— START OF Available records —

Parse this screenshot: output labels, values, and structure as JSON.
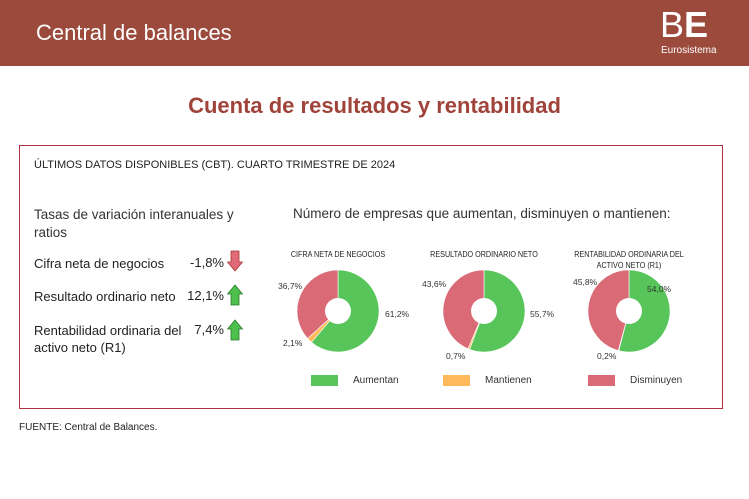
{
  "header": {
    "title": "Central de balances",
    "logo_text": "BE",
    "logo_sub": "Eurosistema"
  },
  "page_title": "Cuenta de resultados y rentabilidad",
  "box": {
    "heading": "ÚLTIMOS DATOS DISPONIBLES (CBT). CUARTO TRIMESTRE DE 2024",
    "left_title": "Tasas de variación interanuales y ratios",
    "indicators": [
      {
        "label": "Cifra neta de negocios",
        "value": "-1,8%",
        "trend": "down"
      },
      {
        "label": "Resultado ordinario neto",
        "value": "12,1%",
        "trend": "up"
      },
      {
        "label": "Rentabilidad ordinaria del activo neto (R1)",
        "value": "7,4%",
        "trend": "up"
      }
    ],
    "right_title": "Número de empresas que aumentan, disminuyen o mantienen:"
  },
  "colors": {
    "aumentan": "#57c55a",
    "mantienen": "#ffb95a",
    "disminuyen": "#d96a76",
    "up_arrow": "#4cbf4c",
    "down_arrow": "#e06a78"
  },
  "chart_data": [
    {
      "type": "pie",
      "title": "CIFRA NETA DE NEGOCIOS",
      "categories": [
        "Aumentan",
        "Mantienen",
        "Disminuyen"
      ],
      "values": [
        61.2,
        2.1,
        36.7
      ],
      "labels": [
        "61,2%",
        "2,1%",
        "36,7%"
      ]
    },
    {
      "type": "pie",
      "title": "RESULTADO ORDINARIO NETO",
      "categories": [
        "Aumentan",
        "Mantienen",
        "Disminuyen"
      ],
      "values": [
        55.7,
        0.7,
        43.6
      ],
      "labels": [
        "55,7%",
        "0,7%",
        "43,6%"
      ]
    },
    {
      "type": "pie",
      "title": "RENTABILIDAD ORDINARIA DEL ACTIVO NETO (R1)",
      "categories": [
        "Aumentan",
        "Mantienen",
        "Disminuyen"
      ],
      "values": [
        54.0,
        0.2,
        45.8
      ],
      "labels": [
        "54,0%",
        "0,2%",
        "45,8%"
      ]
    }
  ],
  "legend": [
    "Aumentan",
    "Mantienen",
    "Disminuyen"
  ],
  "source": "FUENTE: Central de Balances."
}
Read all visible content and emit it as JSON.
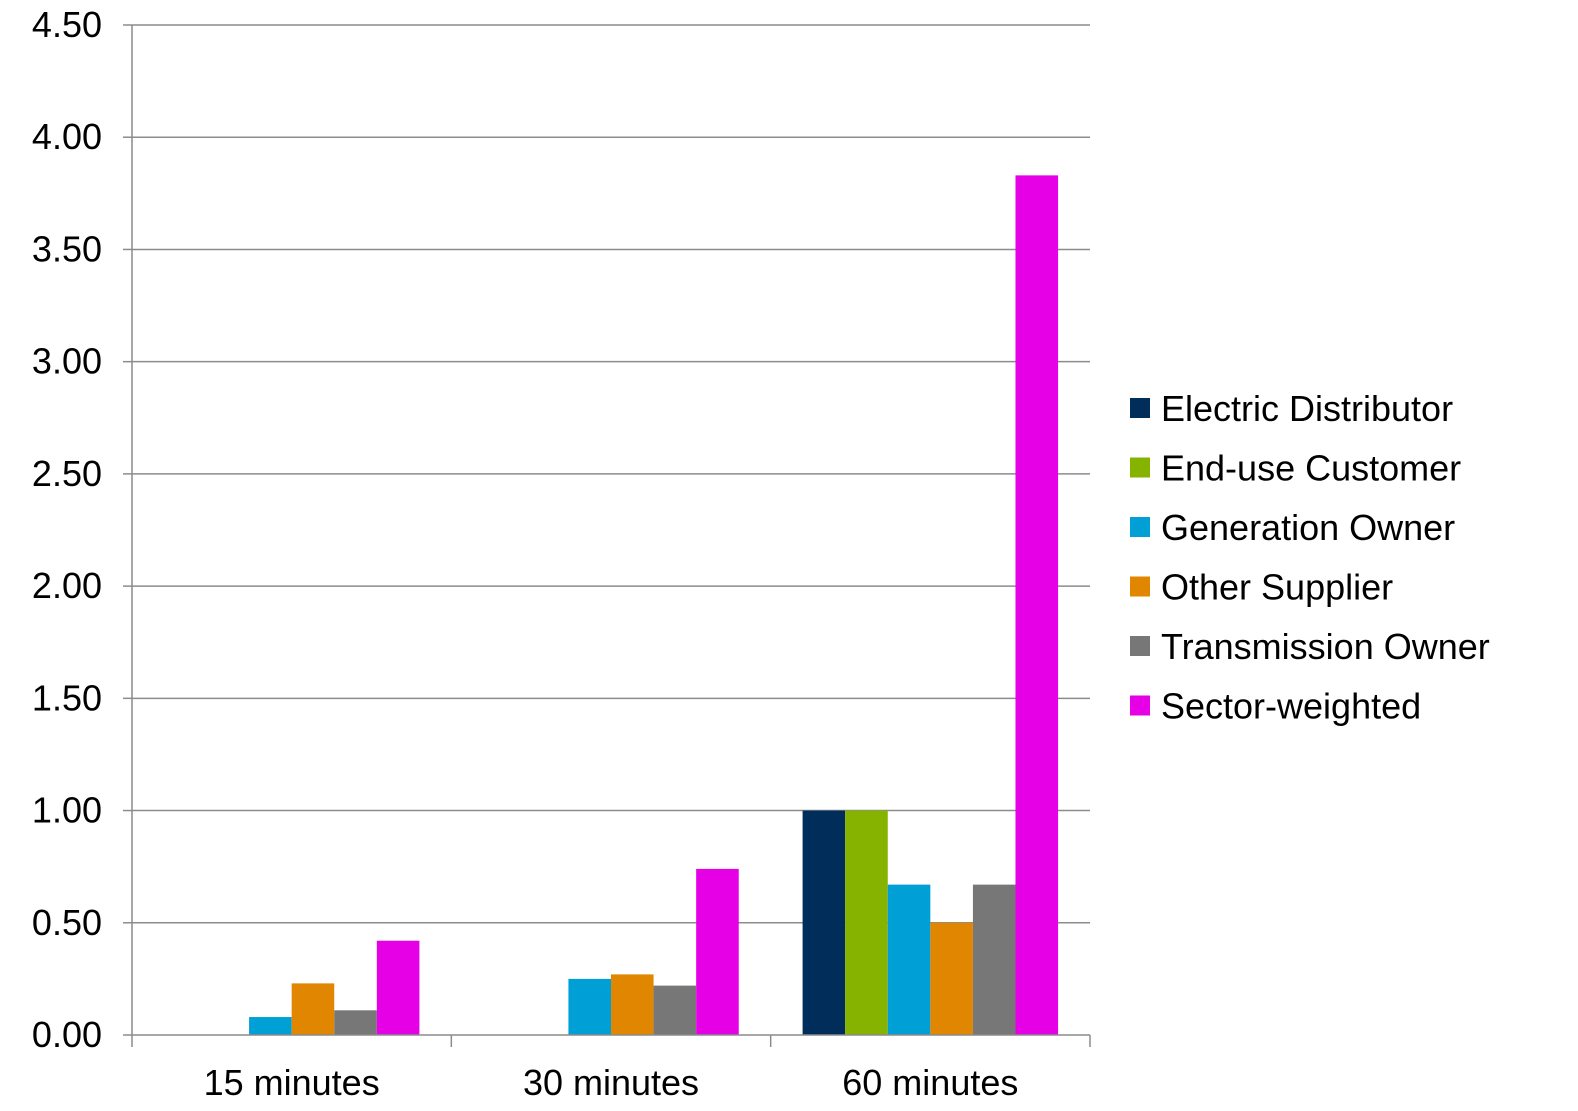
{
  "chart_data": {
    "type": "bar",
    "title": "",
    "xlabel": "",
    "ylabel": "",
    "ylim": [
      0,
      4.5
    ],
    "y_ticks": [
      "0.00",
      "0.50",
      "1.00",
      "1.50",
      "2.00",
      "2.50",
      "3.00",
      "3.50",
      "4.00",
      "4.50"
    ],
    "y_tick_values": [
      0,
      0.5,
      1,
      1.5,
      2,
      2.5,
      3,
      3.5,
      4,
      4.5
    ],
    "grid": true,
    "legend_position": "right",
    "categories": [
      "15 minutes",
      "30 minutes",
      "60 minutes"
    ],
    "series": [
      {
        "name": "Electric Distributor",
        "color": "#002d5a",
        "values": [
          0,
          0,
          1.0
        ]
      },
      {
        "name": "End-use Customer",
        "color": "#86b300",
        "values": [
          0,
          0,
          1.0
        ]
      },
      {
        "name": "Generation Owner",
        "color": "#009fd6",
        "values": [
          0.08,
          0.25,
          0.67
        ]
      },
      {
        "name": "Other Supplier",
        "color": "#e08600",
        "values": [
          0.23,
          0.27,
          0.5
        ]
      },
      {
        "name": "Transmission Owner",
        "color": "#777777",
        "values": [
          0.11,
          0.22,
          0.67
        ]
      },
      {
        "name": "Sector-weighted",
        "color": "#e600e6",
        "values": [
          0.42,
          0.74,
          3.83
        ]
      }
    ]
  }
}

— END OF Available records —

| What the task requires |
Write the entries above out in full, exactly, with no images.

| Complete answer |
Parse this screenshot: output labels, values, and structure as JSON.
{
  "header": {
    "title": "Central de balances",
    "logo_text": "BE",
    "logo_sub": "Eurosistema"
  },
  "page_title": "Cuenta de resultados y rentabilidad",
  "box": {
    "heading": "ÚLTIMOS DATOS DISPONIBLES (CBT). CUARTO TRIMESTRE DE 2024",
    "left_title": "Tasas de variación interanuales y ratios",
    "indicators": [
      {
        "label": "Cifra neta de negocios",
        "value": "-1,8%",
        "trend": "down"
      },
      {
        "label": "Resultado ordinario neto",
        "value": "12,1%",
        "trend": "up"
      },
      {
        "label": "Rentabilidad ordinaria del activo neto (R1)",
        "value": "7,4%",
        "trend": "up"
      }
    ],
    "right_title": "Número de empresas que aumentan, disminuyen o mantienen:"
  },
  "colors": {
    "aumentan": "#57c55a",
    "mantienen": "#ffb95a",
    "disminuyen": "#d96a76",
    "up_arrow": "#4cbf4c",
    "down_arrow": "#e06a78"
  },
  "chart_data": [
    {
      "type": "pie",
      "title": "CIFRA NETA DE NEGOCIOS",
      "categories": [
        "Aumentan",
        "Mantienen",
        "Disminuyen"
      ],
      "values": [
        61.2,
        2.1,
        36.7
      ],
      "labels": [
        "61,2%",
        "2,1%",
        "36,7%"
      ]
    },
    {
      "type": "pie",
      "title": "RESULTADO ORDINARIO NETO",
      "categories": [
        "Aumentan",
        "Mantienen",
        "Disminuyen"
      ],
      "values": [
        55.7,
        0.7,
        43.6
      ],
      "labels": [
        "55,7%",
        "0,7%",
        "43,6%"
      ]
    },
    {
      "type": "pie",
      "title": "RENTABILIDAD ORDINARIA DEL ACTIVO NETO (R1)",
      "categories": [
        "Aumentan",
        "Mantienen",
        "Disminuyen"
      ],
      "values": [
        54.0,
        0.2,
        45.8
      ],
      "labels": [
        "54,0%",
        "0,2%",
        "45,8%"
      ]
    }
  ],
  "legend": [
    "Aumentan",
    "Mantienen",
    "Disminuyen"
  ],
  "source": "FUENTE: Central de Balances."
}
Read all visible content and emit it as JSON.
{
  "chart_data": {
    "type": "bar",
    "title": "",
    "xlabel": "",
    "ylabel": "",
    "ylim": [
      0,
      4.5
    ],
    "y_ticks": [
      "0.00",
      "0.50",
      "1.00",
      "1.50",
      "2.00",
      "2.50",
      "3.00",
      "3.50",
      "4.00",
      "4.50"
    ],
    "y_tick_values": [
      0,
      0.5,
      1,
      1.5,
      2,
      2.5,
      3,
      3.5,
      4,
      4.5
    ],
    "grid": true,
    "legend_position": "right",
    "categories": [
      "15 minutes",
      "30 minutes",
      "60 minutes"
    ],
    "series": [
      {
        "name": "Electric Distributor",
        "color": "#002d5a",
        "values": [
          0,
          0,
          1.0
        ]
      },
      {
        "name": "End-use Customer",
        "color": "#86b300",
        "values": [
          0,
          0,
          1.0
        ]
      },
      {
        "name": "Generation Owner",
        "color": "#009fd6",
        "values": [
          0.08,
          0.25,
          0.67
        ]
      },
      {
        "name": "Other Supplier",
        "color": "#e08600",
        "values": [
          0.23,
          0.27,
          0.5
        ]
      },
      {
        "name": "Transmission Owner",
        "color": "#777777",
        "values": [
          0.11,
          0.22,
          0.67
        ]
      },
      {
        "name": "Sector-weighted",
        "color": "#e600e6",
        "values": [
          0.42,
          0.74,
          3.83
        ]
      }
    ]
  }
}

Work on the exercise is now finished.